## To do
Within the listing below, locate all lines containing the word "在空气中燃烧". Copy each one.

## Record set
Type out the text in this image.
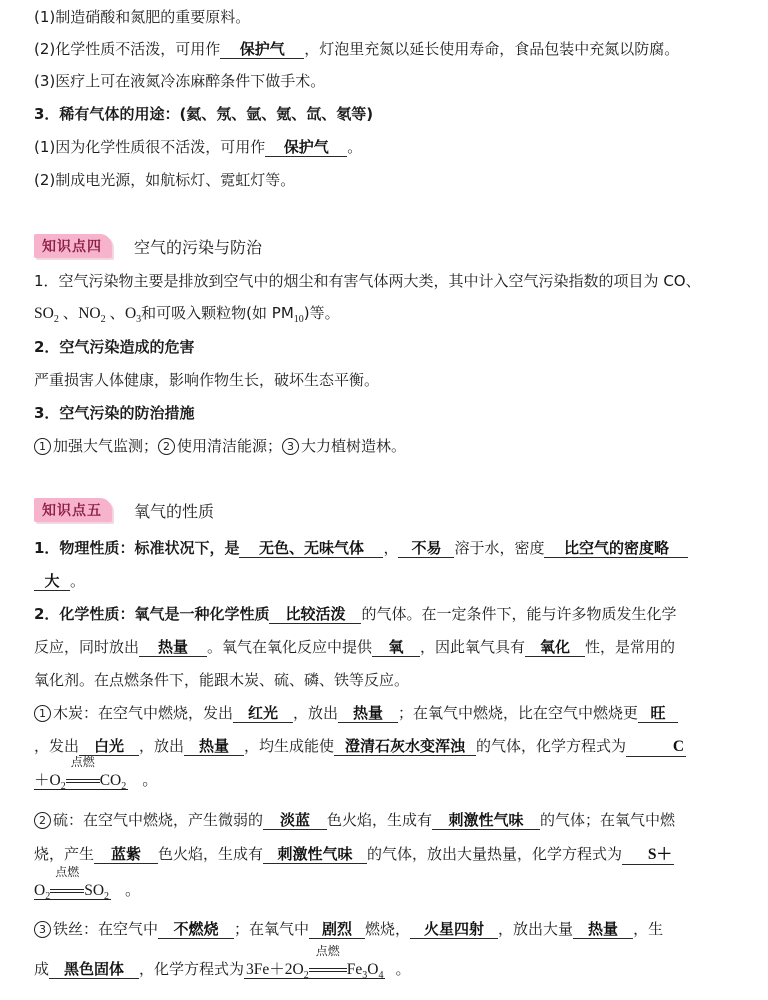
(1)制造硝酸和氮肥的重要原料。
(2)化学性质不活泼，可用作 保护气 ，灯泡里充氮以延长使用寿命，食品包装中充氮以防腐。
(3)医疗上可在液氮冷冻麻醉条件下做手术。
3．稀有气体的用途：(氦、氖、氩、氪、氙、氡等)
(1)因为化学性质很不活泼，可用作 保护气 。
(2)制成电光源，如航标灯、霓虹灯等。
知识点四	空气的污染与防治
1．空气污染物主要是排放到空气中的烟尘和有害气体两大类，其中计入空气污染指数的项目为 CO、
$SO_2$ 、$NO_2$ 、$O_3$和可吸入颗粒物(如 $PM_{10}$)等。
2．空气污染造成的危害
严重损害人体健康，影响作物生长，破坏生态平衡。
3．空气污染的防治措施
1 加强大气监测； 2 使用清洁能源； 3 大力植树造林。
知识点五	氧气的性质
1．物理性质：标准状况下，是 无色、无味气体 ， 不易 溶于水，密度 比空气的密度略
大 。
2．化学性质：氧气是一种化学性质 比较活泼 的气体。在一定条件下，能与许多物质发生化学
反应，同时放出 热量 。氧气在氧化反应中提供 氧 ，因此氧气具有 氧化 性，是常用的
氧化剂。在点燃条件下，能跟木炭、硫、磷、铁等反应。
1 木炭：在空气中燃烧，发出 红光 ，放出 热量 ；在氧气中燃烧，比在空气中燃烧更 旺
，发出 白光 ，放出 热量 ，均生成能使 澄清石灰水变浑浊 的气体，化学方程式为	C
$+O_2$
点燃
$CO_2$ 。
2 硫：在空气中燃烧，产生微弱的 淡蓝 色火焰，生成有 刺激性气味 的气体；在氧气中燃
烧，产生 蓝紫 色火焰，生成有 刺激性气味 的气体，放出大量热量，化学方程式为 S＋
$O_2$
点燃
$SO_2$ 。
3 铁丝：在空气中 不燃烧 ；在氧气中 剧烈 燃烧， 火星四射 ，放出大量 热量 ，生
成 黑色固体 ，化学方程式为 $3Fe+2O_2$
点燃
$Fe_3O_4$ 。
--
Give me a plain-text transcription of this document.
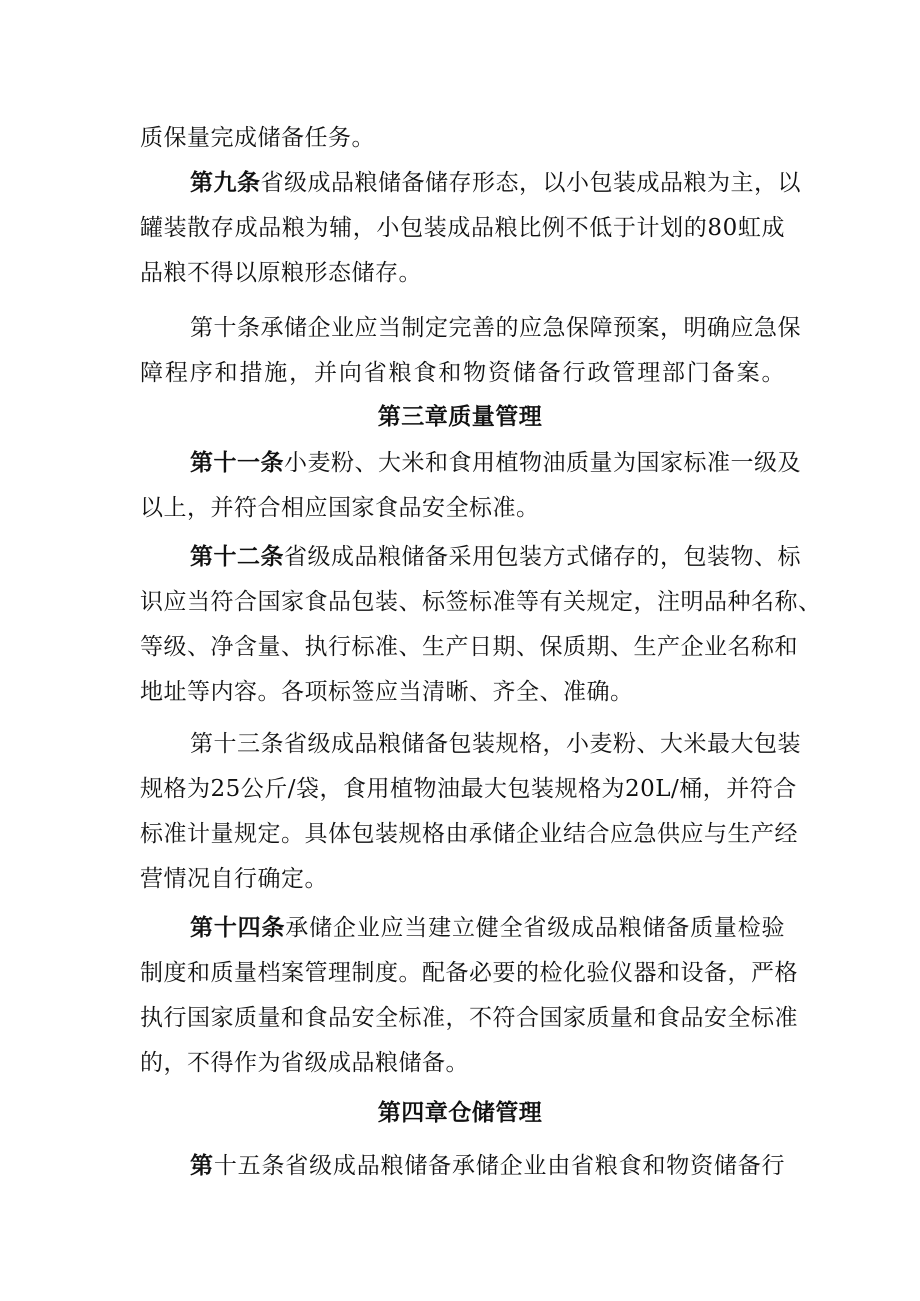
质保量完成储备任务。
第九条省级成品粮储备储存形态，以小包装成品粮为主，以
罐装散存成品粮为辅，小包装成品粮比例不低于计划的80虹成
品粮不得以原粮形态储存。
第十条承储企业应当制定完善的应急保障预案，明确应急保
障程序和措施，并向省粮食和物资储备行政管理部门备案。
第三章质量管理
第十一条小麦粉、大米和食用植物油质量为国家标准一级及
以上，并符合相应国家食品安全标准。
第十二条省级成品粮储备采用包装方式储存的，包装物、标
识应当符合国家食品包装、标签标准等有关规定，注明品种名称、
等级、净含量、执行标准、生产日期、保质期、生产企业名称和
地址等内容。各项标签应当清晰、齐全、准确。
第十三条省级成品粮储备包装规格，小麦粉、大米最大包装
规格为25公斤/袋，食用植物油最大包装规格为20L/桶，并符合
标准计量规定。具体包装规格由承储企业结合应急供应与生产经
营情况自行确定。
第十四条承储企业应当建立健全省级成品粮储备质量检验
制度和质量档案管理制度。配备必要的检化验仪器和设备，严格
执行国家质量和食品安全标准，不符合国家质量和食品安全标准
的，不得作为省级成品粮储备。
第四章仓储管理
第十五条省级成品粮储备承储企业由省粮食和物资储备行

## Right answer
1 木炭：在空气中燃烧，发出 红光 ，放出 热量 ；在氧气中燃烧，比在空气中燃烧更 旺
2 硫：在空气中燃烧，产生微弱的 淡蓝 色火焰，生成有 刺激性气味 的气体；在氧气中燃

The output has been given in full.